#### Short task:
Gather the lines below that include the string "JSON", copying each in full.

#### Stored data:
-------------------------

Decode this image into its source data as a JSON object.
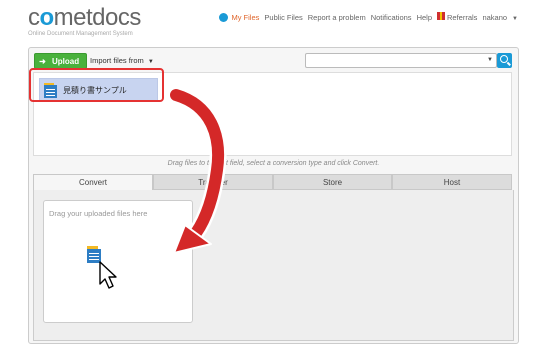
{
  "brand": {
    "logo_text_1": "c",
    "logo_text_2": "o",
    "logo_text_3": "metdocs",
    "tagline": "Online Document Management System"
  },
  "nav": {
    "my_files": "My Files",
    "public_files": "Public Files",
    "report": "Report a problem",
    "notifications": "Notifications",
    "help": "Help",
    "referrals": "Referrals",
    "user": "nakano"
  },
  "toolbar": {
    "upload_label": "Upload",
    "import_label": "Import files from"
  },
  "files": [
    {
      "name": "見積り書サンプル"
    }
  ],
  "hint": "Drag files to the left field, select a conversion type and click Convert.",
  "tabs": [
    {
      "label": "Convert"
    },
    {
      "label": "Transfer"
    },
    {
      "label": "Store"
    },
    {
      "label": "Host"
    }
  ],
  "convert": {
    "drop_placeholder": "Drag your uploaded files here"
  },
  "colors": {
    "accent": "#1a9ad6",
    "active_nav": "#e0662c",
    "upload_green": "#49b13c",
    "annotation_red": "#e53232"
  }
}
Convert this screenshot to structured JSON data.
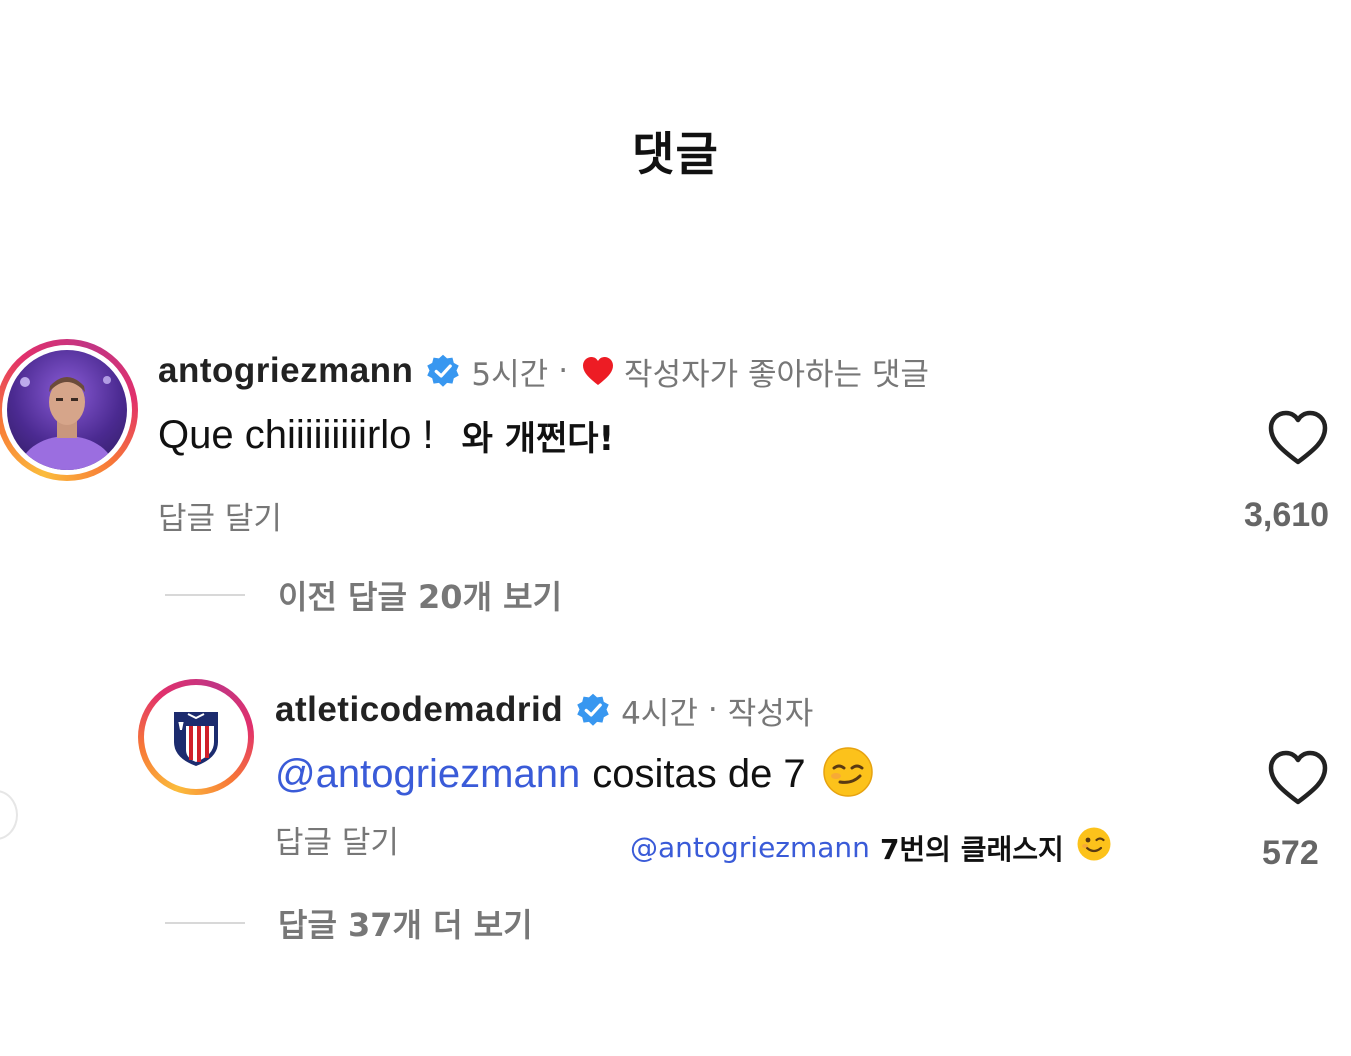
{
  "header": {
    "title": "댓글"
  },
  "comments": [
    {
      "username": "antogriezmann",
      "time": "5시간",
      "separator": "·",
      "liked_by_author": "작성자가 좋아하는 댓글",
      "text": "Que chiiiiiiiiirlo !",
      "translation": "와 개쩐다!",
      "reply_label": "답글 달기",
      "like_count": "3,610",
      "view_replies": "이전 답글 20개 보기"
    },
    {
      "username": "atleticodemadrid",
      "time": "4시간",
      "separator": "·",
      "author_badge": "작성자",
      "mention": "@antogriezmann",
      "text": "cositas de 7",
      "reply_label": "답글 달기",
      "translation_mention": "@antogriezmann",
      "translation": "7번의 클래스지",
      "like_count": "572",
      "view_replies": "답글 37개 더 보기"
    }
  ],
  "icons": {
    "verified": "verified-badge-icon",
    "heart_outline": "heart-outline-icon",
    "heart_filled": "heart-filled-icon",
    "smirk": "smirking-face-emoji",
    "wink": "winking-face-emoji"
  },
  "colors": {
    "verified": "#3897f0",
    "heart_red": "#ed1c24",
    "mention": "#3a5bd8",
    "secondary_text": "#777777"
  }
}
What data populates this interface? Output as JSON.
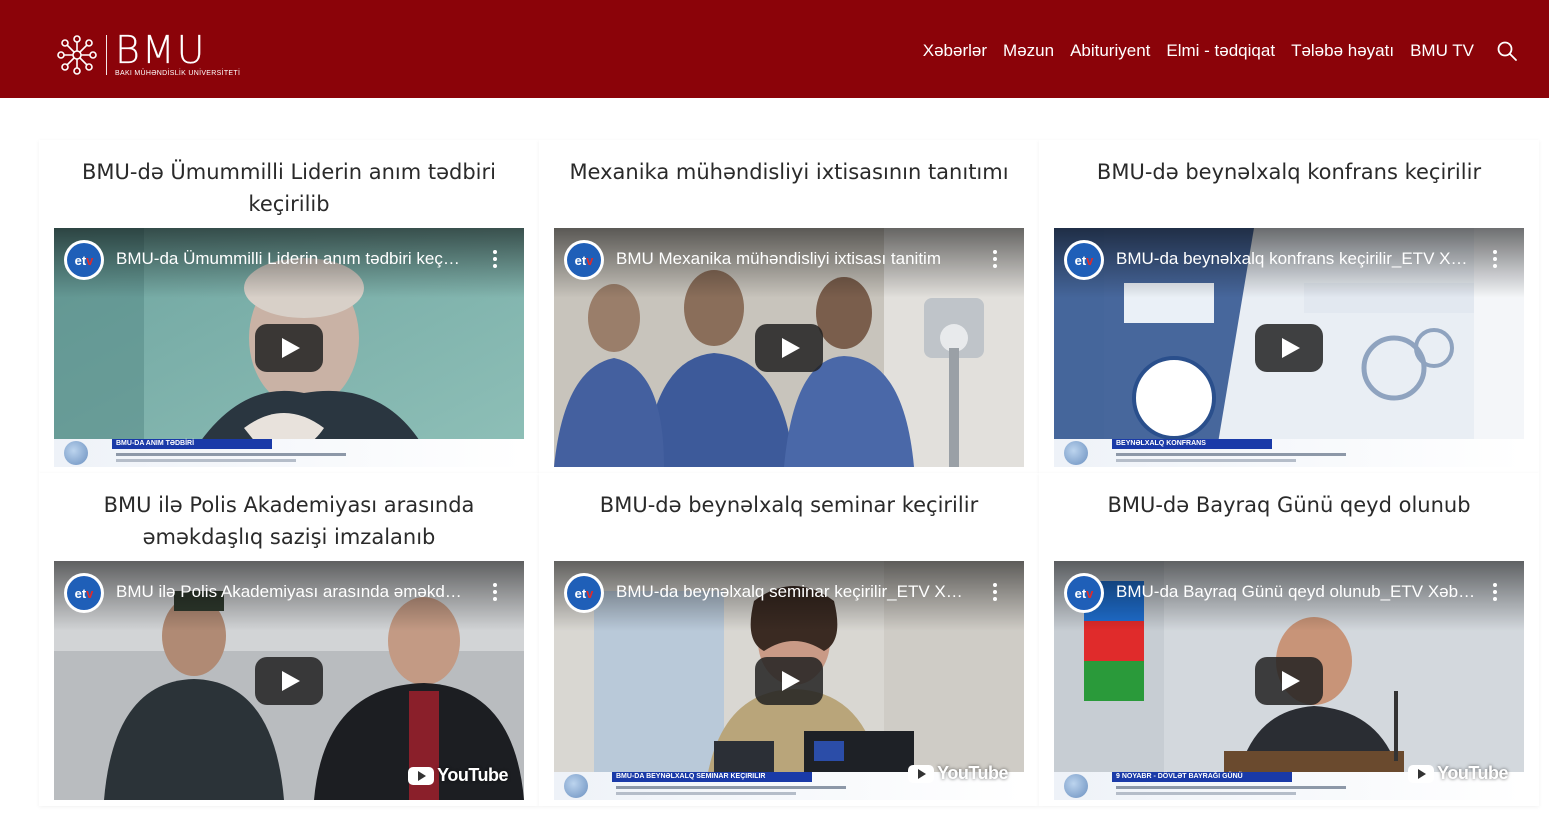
{
  "header": {
    "logo_text": "BMU",
    "logo_subtitle": "BAKI MÜHƏNDİSLİK UNİVERSİTETİ",
    "nav": [
      "Xəbərlər",
      "Məzun",
      "Abituriyent",
      "Elmi - tədqiqat",
      "Tələbə həyatı",
      "BMU TV"
    ],
    "search_icon": "search-icon",
    "bg_color": "#8b0309"
  },
  "cards": [
    {
      "title": "BMU-də Ümummilli Liderin anım tədbiri keçirilib",
      "video_title": "BMU-da Ümummilli Liderin anım tədbiri keç…",
      "lower_third": "BMU-DA ANIM TƏDBİRİ",
      "youtube_label": ""
    },
    {
      "title": "Mexanika mühəndisliyi ixtisasının tanıtımı",
      "video_title": "BMU Mexanika mühəndisliyi ixtisası tanitim",
      "lower_third": "",
      "youtube_label": ""
    },
    {
      "title": "BMU-də beynəlxalq konfrans keçirilir",
      "video_title": "BMU-da beynəlxalq konfrans keçirilir_ETV X…",
      "lower_third": "BEYNƏLXALQ KONFRANS",
      "youtube_label": ""
    },
    {
      "title": "BMU ilə Polis Akademiyası arasında əməkdaşlıq sazişi imzalanıb",
      "video_title": "BMU ilə Polis Akademiyası arasında əməkd…",
      "lower_third": "",
      "youtube_label": "YouTube"
    },
    {
      "title": "BMU-də beynəlxalq seminar keçirilir",
      "video_title": "BMU-da beynəlxalq seminar keçirilir_ETV X…",
      "lower_third": "BMU-DA BEYNƏLXALQ SEMINAR KEÇIRILIR",
      "youtube_label": "YouTube"
    },
    {
      "title": "BMU-də Bayraq Günü qeyd olunub",
      "video_title": "BMU-da Bayraq Günü qeyd olunub_ETV Xəb…",
      "lower_third": "9 NOYABR - DÖVLƏT BAYRAĞI GÜNÜ",
      "youtube_label": "YouTube"
    }
  ],
  "etv_logo_text": "et",
  "etv_logo_accent": "v"
}
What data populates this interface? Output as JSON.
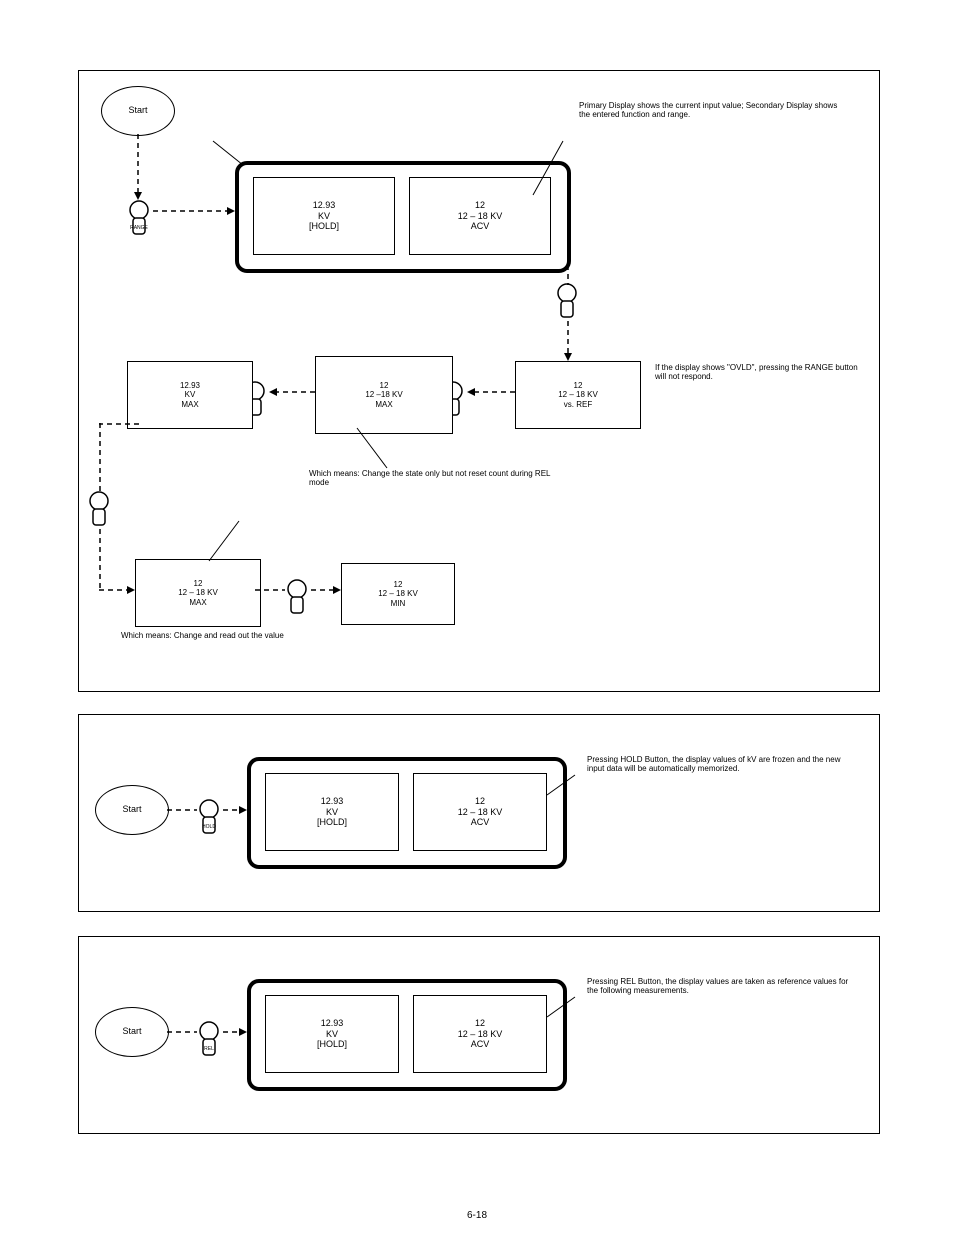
{
  "footer": "6-18",
  "panel1": {
    "start": "Start",
    "p1a": {
      "l1": "12.93",
      "l2": "KV",
      "l3": "[HOLD]"
    },
    "p1b": {
      "l1": "12",
      "l2": "12 – 18 KV",
      "l3": "ACV"
    },
    "twin_annot": "Primary Display shows the current input value; Secondary Display shows the entered function and range.",
    "range_note": "If the display shows \"OVLD\", pressing the RANGE button will not respond.",
    "b2": {
      "l1": "12",
      "l2": "12 – 18 KV",
      "l3": "vs. REF"
    },
    "b3": {
      "l1": "12",
      "l2": "12 –18 KV",
      "l3": "MAX"
    },
    "b3_annot": "Which means: Change the state only but not reset count during REL mode",
    "b4": {
      "l1": "12.93",
      "l2": "KV",
      "l3": "MAX"
    },
    "b5": {
      "l1": "12",
      "l2": "12 – 18 KV",
      "l3": "MAX"
    },
    "b5_annot": "Which means: Change and read out the value",
    "b6": {
      "l1": "12",
      "l2": "12 – 18 KV",
      "l3": "MIN"
    },
    "icon_label": "RANGE"
  },
  "panel2": {
    "start": "Start",
    "pa": {
      "l1": "12.93",
      "l2": "KV",
      "l3": "[HOLD]"
    },
    "pb": {
      "l1": "12",
      "l2": "12 – 18 KV",
      "l3": "ACV"
    },
    "annot": "Pressing HOLD Button, the display values of kV are frozen and the new input data will be automatically memorized.",
    "icon_label": "HOLD"
  },
  "panel3": {
    "start": "Start",
    "pa": {
      "l1": "12.93",
      "l2": "KV",
      "l3": "[HOLD]"
    },
    "pb": {
      "l1": "12",
      "l2": "12 – 18 KV",
      "l3": "ACV"
    },
    "annot": "Pressing REL Button, the display values are taken as reference values for the following measurements.",
    "icon_label": "REL"
  }
}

-------------------------

#### Answer to the task:
Decode this image into its source data as a JSON object.
Convert this screenshot to structured JSON data.
What data populates this interface? Output as JSON.
What data populates this interface? Output as JSON.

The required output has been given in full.